Provide only the number of lines in the listing that contain the string "комплекса".
------------------------
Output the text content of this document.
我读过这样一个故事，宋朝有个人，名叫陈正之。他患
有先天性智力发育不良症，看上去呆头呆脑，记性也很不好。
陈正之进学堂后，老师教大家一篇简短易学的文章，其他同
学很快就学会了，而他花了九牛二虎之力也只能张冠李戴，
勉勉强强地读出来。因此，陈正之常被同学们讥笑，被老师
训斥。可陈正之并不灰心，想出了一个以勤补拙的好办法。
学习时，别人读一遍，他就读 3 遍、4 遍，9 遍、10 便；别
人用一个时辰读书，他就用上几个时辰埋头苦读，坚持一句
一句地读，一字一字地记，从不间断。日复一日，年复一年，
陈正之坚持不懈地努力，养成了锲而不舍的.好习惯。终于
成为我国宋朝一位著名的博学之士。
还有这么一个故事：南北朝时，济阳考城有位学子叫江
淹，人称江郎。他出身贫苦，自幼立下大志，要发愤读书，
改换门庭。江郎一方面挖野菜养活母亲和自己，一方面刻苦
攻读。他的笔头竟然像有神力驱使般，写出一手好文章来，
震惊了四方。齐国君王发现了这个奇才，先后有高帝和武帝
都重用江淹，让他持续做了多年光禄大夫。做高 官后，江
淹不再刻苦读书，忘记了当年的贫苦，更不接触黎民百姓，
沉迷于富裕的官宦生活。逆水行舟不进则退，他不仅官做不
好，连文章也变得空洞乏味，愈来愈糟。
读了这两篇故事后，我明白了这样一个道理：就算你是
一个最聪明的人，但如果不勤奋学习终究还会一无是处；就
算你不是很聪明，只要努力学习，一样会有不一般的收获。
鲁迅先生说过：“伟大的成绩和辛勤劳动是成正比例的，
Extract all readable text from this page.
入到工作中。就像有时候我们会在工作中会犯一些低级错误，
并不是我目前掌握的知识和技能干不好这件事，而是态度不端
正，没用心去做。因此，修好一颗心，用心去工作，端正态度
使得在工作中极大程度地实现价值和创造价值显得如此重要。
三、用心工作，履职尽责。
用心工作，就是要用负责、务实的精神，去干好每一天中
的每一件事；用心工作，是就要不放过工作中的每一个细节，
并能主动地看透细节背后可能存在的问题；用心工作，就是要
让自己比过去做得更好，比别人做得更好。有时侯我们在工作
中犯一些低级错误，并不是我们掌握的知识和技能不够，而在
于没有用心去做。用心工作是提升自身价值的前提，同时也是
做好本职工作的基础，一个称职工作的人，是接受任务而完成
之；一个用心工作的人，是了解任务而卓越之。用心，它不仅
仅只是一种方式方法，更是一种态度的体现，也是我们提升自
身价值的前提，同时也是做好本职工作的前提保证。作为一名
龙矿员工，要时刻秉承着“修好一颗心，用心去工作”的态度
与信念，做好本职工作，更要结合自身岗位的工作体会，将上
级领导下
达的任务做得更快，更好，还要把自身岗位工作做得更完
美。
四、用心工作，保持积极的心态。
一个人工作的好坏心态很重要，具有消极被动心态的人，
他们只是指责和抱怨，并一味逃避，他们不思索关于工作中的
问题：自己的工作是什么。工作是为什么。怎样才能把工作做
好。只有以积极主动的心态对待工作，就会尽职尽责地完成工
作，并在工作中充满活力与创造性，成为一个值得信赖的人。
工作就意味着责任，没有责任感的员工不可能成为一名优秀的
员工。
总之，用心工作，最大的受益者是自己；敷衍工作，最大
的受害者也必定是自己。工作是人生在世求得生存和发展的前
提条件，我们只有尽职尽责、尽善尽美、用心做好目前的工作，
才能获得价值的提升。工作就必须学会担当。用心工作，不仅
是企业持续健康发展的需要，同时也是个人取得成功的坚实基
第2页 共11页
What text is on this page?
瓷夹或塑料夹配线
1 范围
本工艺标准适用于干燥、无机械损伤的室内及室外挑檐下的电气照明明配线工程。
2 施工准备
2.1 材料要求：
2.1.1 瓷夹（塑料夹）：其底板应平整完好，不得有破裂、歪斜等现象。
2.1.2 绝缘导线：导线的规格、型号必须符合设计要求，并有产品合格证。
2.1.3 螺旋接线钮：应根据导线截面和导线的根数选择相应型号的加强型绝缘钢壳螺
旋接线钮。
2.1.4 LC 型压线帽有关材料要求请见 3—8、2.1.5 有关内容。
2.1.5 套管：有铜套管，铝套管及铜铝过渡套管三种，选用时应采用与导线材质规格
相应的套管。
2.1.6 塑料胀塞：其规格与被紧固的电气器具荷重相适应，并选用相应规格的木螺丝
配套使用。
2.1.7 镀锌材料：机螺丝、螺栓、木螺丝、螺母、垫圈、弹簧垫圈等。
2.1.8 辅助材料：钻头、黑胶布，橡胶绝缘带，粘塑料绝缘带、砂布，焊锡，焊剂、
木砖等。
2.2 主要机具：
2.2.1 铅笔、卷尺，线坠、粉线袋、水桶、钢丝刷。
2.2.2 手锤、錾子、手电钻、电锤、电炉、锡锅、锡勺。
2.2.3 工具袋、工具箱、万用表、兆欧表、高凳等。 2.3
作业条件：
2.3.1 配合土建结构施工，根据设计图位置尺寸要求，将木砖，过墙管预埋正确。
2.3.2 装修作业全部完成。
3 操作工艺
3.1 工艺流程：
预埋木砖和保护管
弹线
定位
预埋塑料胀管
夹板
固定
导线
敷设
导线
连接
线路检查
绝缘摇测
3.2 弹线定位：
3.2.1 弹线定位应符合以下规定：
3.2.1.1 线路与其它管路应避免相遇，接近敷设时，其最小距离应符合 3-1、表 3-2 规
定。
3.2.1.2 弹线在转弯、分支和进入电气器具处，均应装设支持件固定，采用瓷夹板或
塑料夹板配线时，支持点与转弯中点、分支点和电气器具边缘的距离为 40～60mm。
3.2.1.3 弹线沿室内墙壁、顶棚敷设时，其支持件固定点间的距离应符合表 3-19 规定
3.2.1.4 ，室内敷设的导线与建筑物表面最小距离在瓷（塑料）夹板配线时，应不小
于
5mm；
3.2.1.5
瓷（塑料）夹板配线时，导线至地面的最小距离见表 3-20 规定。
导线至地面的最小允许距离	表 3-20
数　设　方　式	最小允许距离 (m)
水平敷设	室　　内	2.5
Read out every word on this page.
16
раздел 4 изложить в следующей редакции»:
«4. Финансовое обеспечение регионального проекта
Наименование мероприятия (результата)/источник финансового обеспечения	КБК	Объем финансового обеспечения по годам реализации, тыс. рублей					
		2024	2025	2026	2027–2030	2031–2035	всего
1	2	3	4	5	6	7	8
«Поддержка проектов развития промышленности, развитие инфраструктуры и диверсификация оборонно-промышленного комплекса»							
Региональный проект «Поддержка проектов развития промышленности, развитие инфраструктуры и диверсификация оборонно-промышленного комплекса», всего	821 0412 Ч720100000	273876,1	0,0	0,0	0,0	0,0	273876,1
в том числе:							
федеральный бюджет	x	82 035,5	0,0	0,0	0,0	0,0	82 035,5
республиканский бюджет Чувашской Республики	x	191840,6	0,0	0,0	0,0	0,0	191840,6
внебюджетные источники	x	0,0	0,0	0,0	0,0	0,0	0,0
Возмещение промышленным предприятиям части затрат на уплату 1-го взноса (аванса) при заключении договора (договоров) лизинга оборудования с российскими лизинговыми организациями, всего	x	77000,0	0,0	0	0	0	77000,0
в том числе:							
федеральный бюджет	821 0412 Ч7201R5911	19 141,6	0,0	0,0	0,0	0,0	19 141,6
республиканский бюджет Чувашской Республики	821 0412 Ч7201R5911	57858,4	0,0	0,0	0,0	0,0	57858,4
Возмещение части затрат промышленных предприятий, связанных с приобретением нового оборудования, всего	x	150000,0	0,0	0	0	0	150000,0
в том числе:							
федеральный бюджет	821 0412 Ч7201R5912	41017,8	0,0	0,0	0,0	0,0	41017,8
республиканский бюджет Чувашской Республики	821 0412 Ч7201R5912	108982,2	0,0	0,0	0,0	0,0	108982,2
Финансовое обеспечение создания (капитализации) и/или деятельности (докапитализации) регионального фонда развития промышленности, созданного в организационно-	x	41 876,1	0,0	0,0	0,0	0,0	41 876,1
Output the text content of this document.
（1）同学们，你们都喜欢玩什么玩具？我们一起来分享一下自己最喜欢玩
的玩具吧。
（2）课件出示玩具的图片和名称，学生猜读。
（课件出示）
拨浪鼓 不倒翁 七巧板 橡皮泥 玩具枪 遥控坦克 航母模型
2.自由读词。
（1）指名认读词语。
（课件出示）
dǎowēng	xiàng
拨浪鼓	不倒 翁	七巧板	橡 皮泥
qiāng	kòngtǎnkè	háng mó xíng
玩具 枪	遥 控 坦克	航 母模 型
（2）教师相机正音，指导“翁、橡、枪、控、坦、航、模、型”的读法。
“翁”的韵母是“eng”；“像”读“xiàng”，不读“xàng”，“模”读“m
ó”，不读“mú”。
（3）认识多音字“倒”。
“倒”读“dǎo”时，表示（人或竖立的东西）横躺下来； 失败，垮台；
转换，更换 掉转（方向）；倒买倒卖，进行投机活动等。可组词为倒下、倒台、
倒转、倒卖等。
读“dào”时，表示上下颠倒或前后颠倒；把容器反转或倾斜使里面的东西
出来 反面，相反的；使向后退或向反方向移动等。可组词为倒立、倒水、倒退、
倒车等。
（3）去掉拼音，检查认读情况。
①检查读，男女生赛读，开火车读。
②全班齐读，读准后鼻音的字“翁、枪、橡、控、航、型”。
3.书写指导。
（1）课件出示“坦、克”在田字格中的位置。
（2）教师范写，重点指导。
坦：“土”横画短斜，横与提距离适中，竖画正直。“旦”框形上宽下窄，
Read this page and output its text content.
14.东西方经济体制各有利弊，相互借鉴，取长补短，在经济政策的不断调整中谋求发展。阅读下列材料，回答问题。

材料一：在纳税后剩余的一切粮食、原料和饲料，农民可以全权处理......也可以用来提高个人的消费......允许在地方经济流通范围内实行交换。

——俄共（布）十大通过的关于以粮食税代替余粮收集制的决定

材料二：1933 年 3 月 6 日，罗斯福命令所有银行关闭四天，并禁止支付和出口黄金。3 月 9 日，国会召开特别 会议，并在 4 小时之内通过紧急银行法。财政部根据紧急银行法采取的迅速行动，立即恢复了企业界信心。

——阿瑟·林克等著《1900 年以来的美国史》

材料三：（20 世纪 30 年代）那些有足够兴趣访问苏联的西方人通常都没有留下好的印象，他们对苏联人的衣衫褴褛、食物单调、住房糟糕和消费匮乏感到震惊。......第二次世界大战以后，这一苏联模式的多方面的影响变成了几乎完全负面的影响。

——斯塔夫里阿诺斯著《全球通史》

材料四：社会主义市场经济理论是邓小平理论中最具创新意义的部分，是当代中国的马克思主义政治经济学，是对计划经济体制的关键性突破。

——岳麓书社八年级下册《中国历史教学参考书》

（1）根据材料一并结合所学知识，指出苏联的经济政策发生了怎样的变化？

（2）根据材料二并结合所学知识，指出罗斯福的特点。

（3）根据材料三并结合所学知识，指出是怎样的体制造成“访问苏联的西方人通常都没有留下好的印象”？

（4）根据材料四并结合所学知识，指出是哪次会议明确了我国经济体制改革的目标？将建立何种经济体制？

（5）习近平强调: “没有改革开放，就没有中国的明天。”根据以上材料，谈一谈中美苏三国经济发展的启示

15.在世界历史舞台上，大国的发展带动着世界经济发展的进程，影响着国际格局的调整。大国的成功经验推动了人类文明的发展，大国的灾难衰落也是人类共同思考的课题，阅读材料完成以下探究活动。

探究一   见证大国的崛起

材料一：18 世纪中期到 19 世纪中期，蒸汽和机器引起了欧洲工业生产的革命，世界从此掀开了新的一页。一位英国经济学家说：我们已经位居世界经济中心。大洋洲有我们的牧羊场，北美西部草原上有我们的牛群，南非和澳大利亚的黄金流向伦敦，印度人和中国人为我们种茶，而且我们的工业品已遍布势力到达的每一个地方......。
------------------------
## Response to the exercise
2